--- start of Supplied records ---
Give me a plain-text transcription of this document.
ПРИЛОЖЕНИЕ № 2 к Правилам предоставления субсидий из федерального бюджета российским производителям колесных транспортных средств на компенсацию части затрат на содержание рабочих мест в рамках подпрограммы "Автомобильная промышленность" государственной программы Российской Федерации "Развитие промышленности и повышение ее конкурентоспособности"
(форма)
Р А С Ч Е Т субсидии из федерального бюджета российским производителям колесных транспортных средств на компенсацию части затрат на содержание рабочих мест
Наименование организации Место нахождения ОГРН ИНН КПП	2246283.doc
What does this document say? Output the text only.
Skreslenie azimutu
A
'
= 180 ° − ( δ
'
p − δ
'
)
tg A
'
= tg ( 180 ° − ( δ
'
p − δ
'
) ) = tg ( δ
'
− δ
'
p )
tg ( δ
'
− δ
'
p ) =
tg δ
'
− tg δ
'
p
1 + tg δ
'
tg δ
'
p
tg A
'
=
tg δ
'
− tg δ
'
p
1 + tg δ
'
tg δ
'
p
--- end of Supplied records ---
Instructions for the task |
Find the line that contains "What does this" in the listing above. Retype it and every line after it up to the last, exactly, and nothing else.

Task solution |
What does this document say? Output the text only.
Skreslenie azimutu
A
'
= 180 ° − ( δ
'
p − δ
'
)
tg A
'
= tg ( 180 ° − ( δ
'
p − δ
'
) ) = tg ( δ
'
− δ
'
p )
tg ( δ
'
− δ
'
p ) =
tg δ
'
− tg δ
'
p
1 + tg δ
'
tg δ
'
p
tg A
'
=
tg δ
'
− tg δ
'
p
1 + tg δ
'
tg δ
'
p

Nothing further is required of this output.